Aim: Copy the material that follows word for word and omit its pictures.

Given data:
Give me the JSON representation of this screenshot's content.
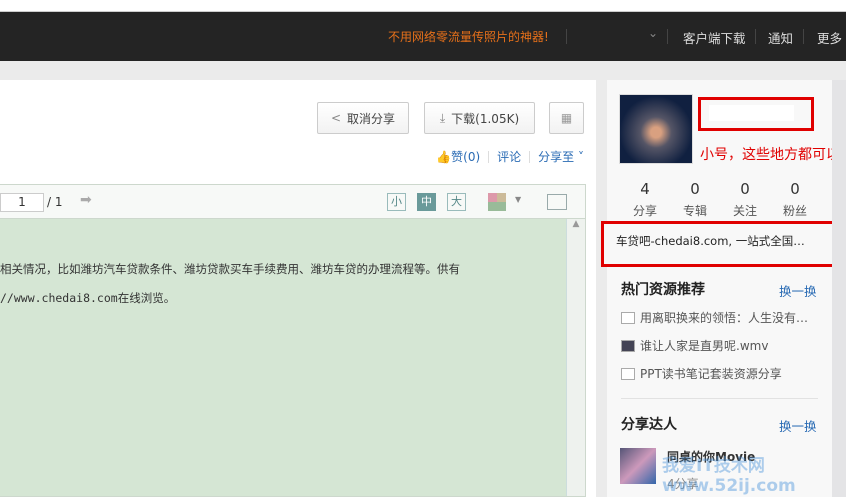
{
  "nav": {
    "promo": "不用网络零流量传照片的神器!",
    "items": [
      "客户端下载",
      "通知",
      "更多"
    ]
  },
  "toolbar": {
    "unshare": "取消分享",
    "download": "下载(1.05K)",
    "like": "赞(0)",
    "comment": "评论",
    "share_to": "分享至"
  },
  "viewer": {
    "page": "1",
    "total": "/ 1",
    "sizes": [
      "小",
      "中",
      "大"
    ],
    "lines": [
      "相关情况，比如潍坊汽车贷款条件、潍坊贷款买车手续费用、潍坊车贷的办理流程等。供有",
      "//www.chedai8.com在线浏览。"
    ]
  },
  "sidebar": {
    "annotation": "小号，这些地方都可以用。",
    "stats": [
      {
        "n": "4",
        "l": "分享"
      },
      {
        "n": "0",
        "l": "专辑"
      },
      {
        "n": "0",
        "l": "关注"
      },
      {
        "n": "0",
        "l": "粉丝"
      }
    ],
    "bio": "车贷吧-chedai8.com, 一站式全国…",
    "hot": {
      "title": "热门资源推荐",
      "refresh": "换一换",
      "items": [
        {
          "t": "用离职换来的领悟：人生没有…",
          "icon": "document-icon"
        },
        {
          "t": "谁让人家是直男呢.wmv",
          "icon": "video-icon"
        },
        {
          "t": "PPT读书笔记套装资源分享",
          "icon": "document-icon"
        }
      ]
    },
    "experts": {
      "title": "分享达人",
      "refresh": "换一换",
      "name": "同桌的你Movie",
      "count": "4分享"
    },
    "watermark": "我爱IT技术网 www.52ij.com"
  },
  "colors": {
    "nav_bg": "#242424",
    "promo": "#e6701a",
    "link": "#2a6bb4",
    "annotation": "#e00000",
    "doc_bg": "#d5e6d4"
  }
}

Result:
Give me the JSON representation of this screenshot's content.
{
  "nav": {
    "promo": "不用网络零流量传照片的神器!",
    "items": [
      "客户端下载",
      "通知",
      "更多"
    ]
  },
  "toolbar": {
    "unshare": "取消分享",
    "download": "下载(1.05K)",
    "like": "赞(0)",
    "comment": "评论",
    "share_to": "分享至"
  },
  "viewer": {
    "page": "1",
    "total": "/ 1",
    "sizes": [
      "小",
      "中",
      "大"
    ],
    "lines": [
      "相关情况，比如潍坊汽车贷款条件、潍坊贷款买车手续费用、潍坊车贷的办理流程等。供有",
      "//www.chedai8.com在线浏览。"
    ]
  },
  "sidebar": {
    "annotation": "小号，这些地方都可以用。",
    "stats": [
      {
        "n": "4",
        "l": "分享"
      },
      {
        "n": "0",
        "l": "专辑"
      },
      {
        "n": "0",
        "l": "关注"
      },
      {
        "n": "0",
        "l": "粉丝"
      }
    ],
    "bio": "车贷吧-chedai8.com, 一站式全国…",
    "hot": {
      "title": "热门资源推荐",
      "refresh": "换一换",
      "items": [
        {
          "t": "用离职换来的领悟：人生没有…",
          "icon": "document-icon"
        },
        {
          "t": "谁让人家是直男呢.wmv",
          "icon": "video-icon"
        },
        {
          "t": "PPT读书笔记套装资源分享",
          "icon": "document-icon"
        }
      ]
    },
    "experts": {
      "title": "分享达人",
      "refresh": "换一换",
      "name": "同桌的你Movie",
      "count": "4分享"
    },
    "watermark": "我爱IT技术网 www.52ij.com"
  },
  "colors": {
    "nav_bg": "#242424",
    "promo": "#e6701a",
    "link": "#2a6bb4",
    "annotation": "#e00000",
    "doc_bg": "#d5e6d4"
  }
}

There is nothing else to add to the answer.